• _DO THIS_:
Find the lines holding the string "Extract" in the data, then copy all of them.
- - - -
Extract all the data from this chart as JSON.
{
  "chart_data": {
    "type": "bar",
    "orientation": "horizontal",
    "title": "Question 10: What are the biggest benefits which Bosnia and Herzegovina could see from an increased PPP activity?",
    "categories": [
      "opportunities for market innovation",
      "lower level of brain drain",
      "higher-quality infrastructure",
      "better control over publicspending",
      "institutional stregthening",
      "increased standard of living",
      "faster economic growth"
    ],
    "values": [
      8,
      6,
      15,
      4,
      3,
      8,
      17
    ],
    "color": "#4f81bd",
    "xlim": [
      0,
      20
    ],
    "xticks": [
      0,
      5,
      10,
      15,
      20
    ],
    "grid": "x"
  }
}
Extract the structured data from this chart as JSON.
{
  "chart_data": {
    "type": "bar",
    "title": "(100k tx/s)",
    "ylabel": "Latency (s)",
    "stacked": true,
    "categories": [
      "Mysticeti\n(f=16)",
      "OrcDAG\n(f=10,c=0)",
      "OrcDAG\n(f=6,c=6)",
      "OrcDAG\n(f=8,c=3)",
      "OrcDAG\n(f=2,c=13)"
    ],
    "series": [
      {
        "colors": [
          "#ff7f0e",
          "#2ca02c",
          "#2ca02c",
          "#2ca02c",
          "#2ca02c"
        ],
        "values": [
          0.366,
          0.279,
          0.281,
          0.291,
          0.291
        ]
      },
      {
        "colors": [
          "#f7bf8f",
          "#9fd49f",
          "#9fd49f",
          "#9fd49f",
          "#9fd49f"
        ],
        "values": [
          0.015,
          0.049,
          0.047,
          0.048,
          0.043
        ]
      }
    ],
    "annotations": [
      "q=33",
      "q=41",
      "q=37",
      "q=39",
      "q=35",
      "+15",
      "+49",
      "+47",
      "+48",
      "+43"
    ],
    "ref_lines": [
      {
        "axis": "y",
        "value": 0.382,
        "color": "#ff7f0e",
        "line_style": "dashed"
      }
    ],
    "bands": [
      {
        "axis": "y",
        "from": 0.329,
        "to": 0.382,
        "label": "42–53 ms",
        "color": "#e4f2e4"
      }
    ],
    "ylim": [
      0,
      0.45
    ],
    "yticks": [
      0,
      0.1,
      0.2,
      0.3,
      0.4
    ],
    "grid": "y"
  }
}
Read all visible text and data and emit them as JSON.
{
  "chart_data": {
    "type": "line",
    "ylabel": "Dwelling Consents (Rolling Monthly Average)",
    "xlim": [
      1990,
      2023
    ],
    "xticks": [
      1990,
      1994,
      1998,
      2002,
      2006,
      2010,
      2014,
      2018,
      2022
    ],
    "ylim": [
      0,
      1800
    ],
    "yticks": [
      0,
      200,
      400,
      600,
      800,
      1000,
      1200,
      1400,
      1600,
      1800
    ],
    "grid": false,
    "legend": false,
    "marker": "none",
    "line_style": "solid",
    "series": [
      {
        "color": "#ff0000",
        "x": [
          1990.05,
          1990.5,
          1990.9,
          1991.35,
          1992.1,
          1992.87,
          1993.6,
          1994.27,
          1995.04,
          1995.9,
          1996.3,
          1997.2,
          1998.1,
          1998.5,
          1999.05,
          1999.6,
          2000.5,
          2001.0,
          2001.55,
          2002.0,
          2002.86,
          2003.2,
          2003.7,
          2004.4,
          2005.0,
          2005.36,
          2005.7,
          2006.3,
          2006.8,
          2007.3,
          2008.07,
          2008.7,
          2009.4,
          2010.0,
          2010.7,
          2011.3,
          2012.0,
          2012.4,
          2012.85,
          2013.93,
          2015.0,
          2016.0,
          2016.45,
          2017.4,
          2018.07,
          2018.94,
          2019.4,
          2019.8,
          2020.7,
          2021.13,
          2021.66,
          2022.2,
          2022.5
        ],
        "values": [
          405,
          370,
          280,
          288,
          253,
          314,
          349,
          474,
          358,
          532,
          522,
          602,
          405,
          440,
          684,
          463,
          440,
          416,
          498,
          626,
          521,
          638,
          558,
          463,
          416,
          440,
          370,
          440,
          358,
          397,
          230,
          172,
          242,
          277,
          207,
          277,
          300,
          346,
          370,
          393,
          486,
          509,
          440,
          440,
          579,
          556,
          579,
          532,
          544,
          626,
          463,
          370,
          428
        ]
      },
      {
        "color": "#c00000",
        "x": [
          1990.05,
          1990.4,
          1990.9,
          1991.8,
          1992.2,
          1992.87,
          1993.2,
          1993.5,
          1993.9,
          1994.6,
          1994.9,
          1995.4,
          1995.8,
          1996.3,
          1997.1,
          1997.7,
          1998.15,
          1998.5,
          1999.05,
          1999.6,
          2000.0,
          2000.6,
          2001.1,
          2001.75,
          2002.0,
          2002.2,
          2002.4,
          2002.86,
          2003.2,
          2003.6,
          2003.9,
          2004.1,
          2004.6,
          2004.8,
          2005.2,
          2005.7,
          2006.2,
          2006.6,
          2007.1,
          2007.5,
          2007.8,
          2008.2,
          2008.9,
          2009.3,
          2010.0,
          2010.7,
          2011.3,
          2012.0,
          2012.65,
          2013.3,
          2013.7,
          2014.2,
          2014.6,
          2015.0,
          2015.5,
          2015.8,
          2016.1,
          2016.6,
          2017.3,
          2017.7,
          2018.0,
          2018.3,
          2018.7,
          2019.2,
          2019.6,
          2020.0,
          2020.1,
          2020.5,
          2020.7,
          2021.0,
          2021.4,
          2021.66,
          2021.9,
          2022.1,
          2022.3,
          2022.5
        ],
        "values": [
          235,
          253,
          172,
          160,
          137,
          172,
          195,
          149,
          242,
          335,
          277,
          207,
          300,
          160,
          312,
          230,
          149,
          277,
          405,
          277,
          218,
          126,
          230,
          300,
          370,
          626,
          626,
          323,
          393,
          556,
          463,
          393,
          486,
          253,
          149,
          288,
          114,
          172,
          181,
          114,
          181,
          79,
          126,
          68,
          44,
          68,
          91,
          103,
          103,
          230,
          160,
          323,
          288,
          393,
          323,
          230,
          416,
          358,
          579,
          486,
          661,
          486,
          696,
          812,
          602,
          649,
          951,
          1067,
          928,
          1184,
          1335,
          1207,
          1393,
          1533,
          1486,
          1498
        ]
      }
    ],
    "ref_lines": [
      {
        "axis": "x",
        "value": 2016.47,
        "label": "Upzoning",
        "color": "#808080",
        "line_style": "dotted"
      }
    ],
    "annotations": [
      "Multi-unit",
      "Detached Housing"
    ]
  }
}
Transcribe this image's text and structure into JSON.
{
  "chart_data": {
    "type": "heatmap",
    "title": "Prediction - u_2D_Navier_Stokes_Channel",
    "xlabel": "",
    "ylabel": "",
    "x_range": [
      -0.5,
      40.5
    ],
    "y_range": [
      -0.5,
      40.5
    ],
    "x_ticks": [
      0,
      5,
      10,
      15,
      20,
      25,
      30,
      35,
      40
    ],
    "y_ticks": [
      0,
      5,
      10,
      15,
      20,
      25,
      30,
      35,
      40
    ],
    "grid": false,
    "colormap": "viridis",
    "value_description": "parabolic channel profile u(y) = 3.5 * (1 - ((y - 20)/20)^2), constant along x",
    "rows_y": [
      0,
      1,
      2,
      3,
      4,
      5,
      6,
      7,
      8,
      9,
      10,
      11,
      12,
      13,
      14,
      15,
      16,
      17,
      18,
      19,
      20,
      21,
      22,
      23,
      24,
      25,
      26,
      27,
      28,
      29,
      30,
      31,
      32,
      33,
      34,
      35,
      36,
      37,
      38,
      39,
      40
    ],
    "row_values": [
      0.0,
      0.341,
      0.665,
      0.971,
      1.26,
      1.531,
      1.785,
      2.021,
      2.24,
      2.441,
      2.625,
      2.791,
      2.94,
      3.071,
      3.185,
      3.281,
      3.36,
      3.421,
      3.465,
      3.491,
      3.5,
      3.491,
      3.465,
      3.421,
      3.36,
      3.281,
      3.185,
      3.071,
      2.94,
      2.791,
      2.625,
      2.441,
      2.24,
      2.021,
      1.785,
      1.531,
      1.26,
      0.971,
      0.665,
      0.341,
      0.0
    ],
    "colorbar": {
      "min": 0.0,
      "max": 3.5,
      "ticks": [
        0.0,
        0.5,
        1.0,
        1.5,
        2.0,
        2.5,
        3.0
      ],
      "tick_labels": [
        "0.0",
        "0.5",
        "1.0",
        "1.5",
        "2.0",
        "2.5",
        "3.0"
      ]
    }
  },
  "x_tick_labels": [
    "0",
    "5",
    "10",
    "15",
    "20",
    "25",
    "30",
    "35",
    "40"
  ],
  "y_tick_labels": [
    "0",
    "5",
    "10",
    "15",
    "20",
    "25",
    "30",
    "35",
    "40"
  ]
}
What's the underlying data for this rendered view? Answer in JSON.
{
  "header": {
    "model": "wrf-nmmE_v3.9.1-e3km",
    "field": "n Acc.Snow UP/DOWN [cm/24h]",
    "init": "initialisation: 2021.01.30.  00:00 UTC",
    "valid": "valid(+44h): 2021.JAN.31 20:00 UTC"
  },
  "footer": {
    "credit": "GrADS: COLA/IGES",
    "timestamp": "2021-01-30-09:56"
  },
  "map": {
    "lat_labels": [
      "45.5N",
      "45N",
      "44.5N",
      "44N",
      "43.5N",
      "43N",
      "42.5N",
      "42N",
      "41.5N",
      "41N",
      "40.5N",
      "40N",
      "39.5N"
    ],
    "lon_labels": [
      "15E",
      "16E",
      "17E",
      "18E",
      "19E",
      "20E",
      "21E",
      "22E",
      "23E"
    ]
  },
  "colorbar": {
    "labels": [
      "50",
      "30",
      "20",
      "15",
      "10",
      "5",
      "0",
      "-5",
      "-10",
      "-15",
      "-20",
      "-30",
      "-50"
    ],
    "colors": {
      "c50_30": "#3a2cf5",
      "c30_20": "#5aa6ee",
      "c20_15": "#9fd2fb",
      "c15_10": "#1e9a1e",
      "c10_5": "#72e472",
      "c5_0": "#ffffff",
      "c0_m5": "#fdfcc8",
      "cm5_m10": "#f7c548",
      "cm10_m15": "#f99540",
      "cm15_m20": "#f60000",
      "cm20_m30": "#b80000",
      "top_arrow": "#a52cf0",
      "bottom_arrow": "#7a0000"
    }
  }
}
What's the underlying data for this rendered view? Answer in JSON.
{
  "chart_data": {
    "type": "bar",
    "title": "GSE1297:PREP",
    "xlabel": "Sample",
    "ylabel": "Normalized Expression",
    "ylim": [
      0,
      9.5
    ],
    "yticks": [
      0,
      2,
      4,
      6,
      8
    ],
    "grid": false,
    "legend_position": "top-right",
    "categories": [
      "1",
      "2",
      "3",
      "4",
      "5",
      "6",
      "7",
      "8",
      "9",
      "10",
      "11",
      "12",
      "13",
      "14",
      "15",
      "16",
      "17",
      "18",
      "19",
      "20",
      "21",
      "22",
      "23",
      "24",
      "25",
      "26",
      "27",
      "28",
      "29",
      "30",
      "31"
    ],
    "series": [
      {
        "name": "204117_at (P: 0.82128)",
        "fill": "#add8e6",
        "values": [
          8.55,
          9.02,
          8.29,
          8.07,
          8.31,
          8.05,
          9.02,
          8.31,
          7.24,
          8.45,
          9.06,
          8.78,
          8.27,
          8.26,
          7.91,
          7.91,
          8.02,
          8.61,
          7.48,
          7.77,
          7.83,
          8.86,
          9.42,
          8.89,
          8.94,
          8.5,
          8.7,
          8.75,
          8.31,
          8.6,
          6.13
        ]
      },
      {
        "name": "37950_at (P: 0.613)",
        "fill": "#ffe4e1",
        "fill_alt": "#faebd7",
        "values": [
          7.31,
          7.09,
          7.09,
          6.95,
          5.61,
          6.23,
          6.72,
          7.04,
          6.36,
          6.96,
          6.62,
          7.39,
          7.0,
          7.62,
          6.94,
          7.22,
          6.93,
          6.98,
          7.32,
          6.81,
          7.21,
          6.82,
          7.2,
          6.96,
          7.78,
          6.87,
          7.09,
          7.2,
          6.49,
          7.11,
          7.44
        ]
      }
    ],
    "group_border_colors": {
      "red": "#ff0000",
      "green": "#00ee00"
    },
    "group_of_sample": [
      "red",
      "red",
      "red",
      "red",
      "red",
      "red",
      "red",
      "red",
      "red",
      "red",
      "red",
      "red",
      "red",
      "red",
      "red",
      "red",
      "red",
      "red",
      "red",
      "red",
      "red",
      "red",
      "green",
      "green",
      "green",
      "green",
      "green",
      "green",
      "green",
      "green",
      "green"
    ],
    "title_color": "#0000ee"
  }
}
- - - -
• _THE ANSWER_:
Extract all the data from this chart as JSON.
Extract the structured data from this chart as JSON.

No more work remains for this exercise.